Collected data entries
'''
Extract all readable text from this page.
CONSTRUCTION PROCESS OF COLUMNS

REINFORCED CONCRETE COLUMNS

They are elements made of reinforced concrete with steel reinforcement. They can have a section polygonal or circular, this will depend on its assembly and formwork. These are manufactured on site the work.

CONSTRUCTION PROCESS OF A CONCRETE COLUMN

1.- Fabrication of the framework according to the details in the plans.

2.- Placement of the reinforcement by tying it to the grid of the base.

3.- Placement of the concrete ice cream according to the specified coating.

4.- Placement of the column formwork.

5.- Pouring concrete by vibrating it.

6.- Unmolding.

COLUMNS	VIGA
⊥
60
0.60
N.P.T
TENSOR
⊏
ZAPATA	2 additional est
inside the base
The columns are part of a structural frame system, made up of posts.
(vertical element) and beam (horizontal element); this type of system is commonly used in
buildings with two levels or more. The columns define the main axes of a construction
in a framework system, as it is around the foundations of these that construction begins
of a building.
'''
_Description of the task_. From the entries above, select each line containing the string "reinforcement".

_Reply_.
They are elements made of reinforced concrete with steel reinforcement. They can have a section polygonal or circular, this will depend on its assembly and formwork. These are manufactured on site the work.
2.- Placement of the reinforcement by tying it to the grid of the base.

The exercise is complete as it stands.